Exercícios:
1. Traduza para o inglês esta frase do texto sobre o caso Schoedl: “A vítima fatal chamava-se Diego Mendes Modanez, um jogador de basquete, e o sobrevivente era o estudante Felipe Siqueira Cunha de Souza, ambos com 20 anos, moradores do interior paulista que passavam férias à beira-mar.”
2. Dê prosseguimento ao texto sobre o caso Schoedl a partir da última frase apresentada.

Era noite de 30 de dezembro de 2004, portanto véspera de Réveillon, quando um novato promotor de justiça de São Paulo, então com 26 anos, disparou com sua pistola .380 contra um grupo de jovens que, segundo sua versão, teriam lançado “cantadas” para sua namorada, de 19 anos, no badalado condomínio da Riviera de São Lourenço, em Bertioga, deixando um morto e um ferido.

O autor dos tiros foi Thales Ferri Schoedl. A vítima fatal chamava-se Diego Mendes Modanez, um jogador de basquete, e o sobrevivente era o estudante Felipe Siqueira Cunha de Souza, ambos com 20 anos, moradores do interior paulista que passavam férias à beira-mar.

A partir daí, uma verdadeira celeuma se instalou e por uma década e meia o caso teve idas e vindas, com o jovem promotor sendo preso em flagrante e posteriormente solto, exonerado do Ministério Público, para depois ser readmitido, para, por fim, ser desligado definitivamente da instituição.

 

Diego Mondanez, a vítima fatal do crime ocorrido em 2004 Foto: Reprodução

Ele ainda foi absolvido, em 2008, por 23 votos a 0 pelo Órgão Especial do Tribunal de Justiça de São Paulo (TJ-SP), já que tinha foro privilegiado à época do crime por ser integrante do MP, decisão revertida 10 anos depois, em 2018, pelo ministro Dias Toffoli, do STF, que determinou a realização de um júri popular para Schoedl, visto que ele já não era mais promotor e que, portanto, não tinha vitaliciedade de tal prerrogativa por ter sido expulso do órgão. O julgamento do acusado ocorrerá no Fórum Criminal de Bertioga, município que foi palco do crime.

Pai de uma das vítimas revive drama e pede justiça

O médico Wilson Pereira de Souza, pai de Felipe Siqueira Cunha de Souza, o rapaz que sobreviveu aos tiros disparados pelo ensandecido promotor em suposta crise de ciúmes, falou com exclusividade à reportagem da Fórum sobre o anúncio do júri popular do réu no próximo mês, mas relembrou também como foi aquele trágica noite na Baixada Santista.

Registros fornecidos:
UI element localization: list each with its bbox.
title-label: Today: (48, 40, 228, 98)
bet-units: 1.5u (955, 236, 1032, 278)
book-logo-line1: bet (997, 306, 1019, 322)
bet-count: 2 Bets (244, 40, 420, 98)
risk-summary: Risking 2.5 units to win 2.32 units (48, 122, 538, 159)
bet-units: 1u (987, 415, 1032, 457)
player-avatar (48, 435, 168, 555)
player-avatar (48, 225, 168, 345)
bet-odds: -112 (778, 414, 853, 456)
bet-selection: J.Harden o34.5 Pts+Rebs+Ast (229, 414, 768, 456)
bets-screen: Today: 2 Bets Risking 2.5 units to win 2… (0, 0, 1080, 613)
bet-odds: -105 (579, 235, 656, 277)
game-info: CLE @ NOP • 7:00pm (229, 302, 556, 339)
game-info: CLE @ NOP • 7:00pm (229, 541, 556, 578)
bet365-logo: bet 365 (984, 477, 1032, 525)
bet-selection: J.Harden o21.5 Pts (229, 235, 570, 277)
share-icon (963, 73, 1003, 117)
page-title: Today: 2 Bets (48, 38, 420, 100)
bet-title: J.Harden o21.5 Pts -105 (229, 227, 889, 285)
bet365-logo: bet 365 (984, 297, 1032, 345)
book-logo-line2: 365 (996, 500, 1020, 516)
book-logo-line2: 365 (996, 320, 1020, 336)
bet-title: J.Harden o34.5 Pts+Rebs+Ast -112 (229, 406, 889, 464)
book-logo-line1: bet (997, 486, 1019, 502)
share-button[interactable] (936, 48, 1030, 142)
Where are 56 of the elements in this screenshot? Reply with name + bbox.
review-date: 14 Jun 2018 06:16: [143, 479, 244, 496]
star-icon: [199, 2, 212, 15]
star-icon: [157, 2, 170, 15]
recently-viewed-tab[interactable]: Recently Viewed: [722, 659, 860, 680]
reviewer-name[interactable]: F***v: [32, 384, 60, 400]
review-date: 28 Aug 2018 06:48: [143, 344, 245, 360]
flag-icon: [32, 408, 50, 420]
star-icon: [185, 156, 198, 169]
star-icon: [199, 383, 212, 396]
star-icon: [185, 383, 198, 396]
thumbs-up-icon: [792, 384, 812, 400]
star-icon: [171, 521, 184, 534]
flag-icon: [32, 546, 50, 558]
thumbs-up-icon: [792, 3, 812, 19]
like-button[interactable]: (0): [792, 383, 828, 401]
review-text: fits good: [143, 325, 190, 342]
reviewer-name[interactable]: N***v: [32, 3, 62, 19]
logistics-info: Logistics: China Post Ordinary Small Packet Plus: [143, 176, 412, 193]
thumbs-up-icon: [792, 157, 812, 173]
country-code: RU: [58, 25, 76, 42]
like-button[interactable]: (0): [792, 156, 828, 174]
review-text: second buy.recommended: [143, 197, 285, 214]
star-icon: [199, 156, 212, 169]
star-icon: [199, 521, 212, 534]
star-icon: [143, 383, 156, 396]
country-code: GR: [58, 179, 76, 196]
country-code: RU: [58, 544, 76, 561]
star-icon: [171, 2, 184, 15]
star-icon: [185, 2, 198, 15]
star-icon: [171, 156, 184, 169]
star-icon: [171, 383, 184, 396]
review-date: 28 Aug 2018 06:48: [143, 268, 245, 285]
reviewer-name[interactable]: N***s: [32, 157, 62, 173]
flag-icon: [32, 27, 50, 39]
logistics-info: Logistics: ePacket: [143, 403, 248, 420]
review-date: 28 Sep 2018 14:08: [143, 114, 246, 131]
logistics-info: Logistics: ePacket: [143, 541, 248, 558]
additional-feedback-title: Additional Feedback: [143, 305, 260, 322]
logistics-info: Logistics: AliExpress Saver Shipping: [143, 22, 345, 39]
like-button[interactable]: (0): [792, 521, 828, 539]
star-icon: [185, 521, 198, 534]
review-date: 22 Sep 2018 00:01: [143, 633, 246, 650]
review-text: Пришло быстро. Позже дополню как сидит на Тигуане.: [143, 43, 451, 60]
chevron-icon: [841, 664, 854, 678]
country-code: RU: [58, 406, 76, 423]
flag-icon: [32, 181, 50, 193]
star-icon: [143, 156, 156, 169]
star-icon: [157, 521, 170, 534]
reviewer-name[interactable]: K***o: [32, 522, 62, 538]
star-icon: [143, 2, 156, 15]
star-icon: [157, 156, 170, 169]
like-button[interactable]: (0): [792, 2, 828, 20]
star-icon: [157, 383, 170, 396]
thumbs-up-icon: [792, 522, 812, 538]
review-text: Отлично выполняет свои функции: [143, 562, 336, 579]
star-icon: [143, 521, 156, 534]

Resultados das tarefas:
1. The fatal victim was named Diego Mendes Modanez, a basketball player, and the survivor was the student Felipe Siqueira Cunha de Souza, both 20 years old, residents of the interior of São Paulo state who were vacationing by the sea.

2.
“Eu estava com a minha família lá em nossa casa, na Jureia de São Sebastião, para passar o Réveillon, eu, minha esposa, o Felipe, o Diego, minha filha Fernanda e o namorado dela. Só que na madrugada recebemos um telefonema pedindo para irmos urgente ao pronto-socorro de Bertioga, porque meu filho Felipe tinha sido ferido gravemente. Fomos desesperados para lá, cerca de 30km de nossa casa. Eu cheguei lá e só então soube que o Diego também tinha sido baleado pelo Thales, o ex-promotor, e chegando lá os dois já estavam de saída. O Felipe indo para o Hospital Santo Amaro, em Guarujá, e o Diego para a Santa Casa de Santos, mas infelizmente quando o Diego chegou em Santos ele tinha acabado de falecer… E eu, eu fui na ambulância acompanhando o Felipe, porque sou médico. Eram 7h quando entramos no hospital de Guarujá e estava na troca de plantão. Eu sei como é esse momento, e troca de plantão é uma coisa demorada, complicada. Eu ficava cada vez mais agoniado vendo a situação do meu filho naquele estado”, recordou Wilson.

Graças a uma rápida ação do pai desesperado, que lembrou de um colega de profissão da região, um cirurgião experiente e habilidoso pôde ser chamado às pressas ao Hospital Santo Amaro, em Guarujá, por intermédio desse amigo, para que realizasse o complexo e invasivo procedimento no abdômen de seu filho.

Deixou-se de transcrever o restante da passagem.